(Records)
◇ ◇ ◇ ◇

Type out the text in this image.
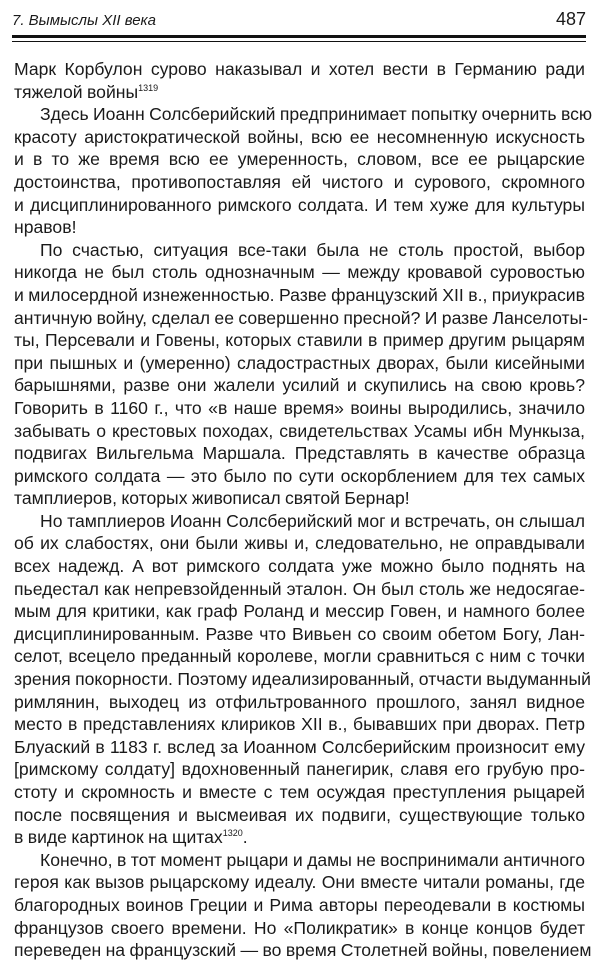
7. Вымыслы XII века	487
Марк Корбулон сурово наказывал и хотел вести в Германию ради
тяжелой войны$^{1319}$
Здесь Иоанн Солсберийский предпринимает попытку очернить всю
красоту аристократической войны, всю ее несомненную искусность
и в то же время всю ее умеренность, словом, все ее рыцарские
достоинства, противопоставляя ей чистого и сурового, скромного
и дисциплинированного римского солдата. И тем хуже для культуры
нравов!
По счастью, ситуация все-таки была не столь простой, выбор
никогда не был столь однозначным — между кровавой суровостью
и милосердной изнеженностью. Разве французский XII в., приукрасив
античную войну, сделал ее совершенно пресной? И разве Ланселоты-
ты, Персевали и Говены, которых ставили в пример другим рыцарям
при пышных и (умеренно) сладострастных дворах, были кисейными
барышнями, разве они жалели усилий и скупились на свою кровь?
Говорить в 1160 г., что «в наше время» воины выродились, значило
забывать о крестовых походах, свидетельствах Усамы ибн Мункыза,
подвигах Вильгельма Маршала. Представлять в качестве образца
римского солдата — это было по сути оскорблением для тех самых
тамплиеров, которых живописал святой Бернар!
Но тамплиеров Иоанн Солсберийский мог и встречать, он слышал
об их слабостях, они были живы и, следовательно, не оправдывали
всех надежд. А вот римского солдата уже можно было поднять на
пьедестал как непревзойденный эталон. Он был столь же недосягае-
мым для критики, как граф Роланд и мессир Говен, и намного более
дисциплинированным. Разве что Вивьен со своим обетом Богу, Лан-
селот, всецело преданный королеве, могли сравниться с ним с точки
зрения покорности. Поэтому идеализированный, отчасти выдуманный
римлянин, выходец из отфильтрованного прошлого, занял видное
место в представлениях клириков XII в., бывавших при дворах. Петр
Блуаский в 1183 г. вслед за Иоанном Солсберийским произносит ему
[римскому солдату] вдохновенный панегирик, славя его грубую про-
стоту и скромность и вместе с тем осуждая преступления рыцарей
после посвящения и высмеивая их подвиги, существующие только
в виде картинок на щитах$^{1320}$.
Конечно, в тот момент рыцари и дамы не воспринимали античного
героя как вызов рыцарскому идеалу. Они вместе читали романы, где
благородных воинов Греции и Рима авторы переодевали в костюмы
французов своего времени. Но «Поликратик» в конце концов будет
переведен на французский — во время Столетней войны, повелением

◇ ◇ ◇ ◇

§ Written task: Copy every line from the records above that contains the word "солдата".

§ Answer:
и дисциплинированного римского солдата. И тем хуже для культуры
римского солдата — это было по сути оскорблением для тех самых
всех надежд. А вот римского солдата уже можно было поднять на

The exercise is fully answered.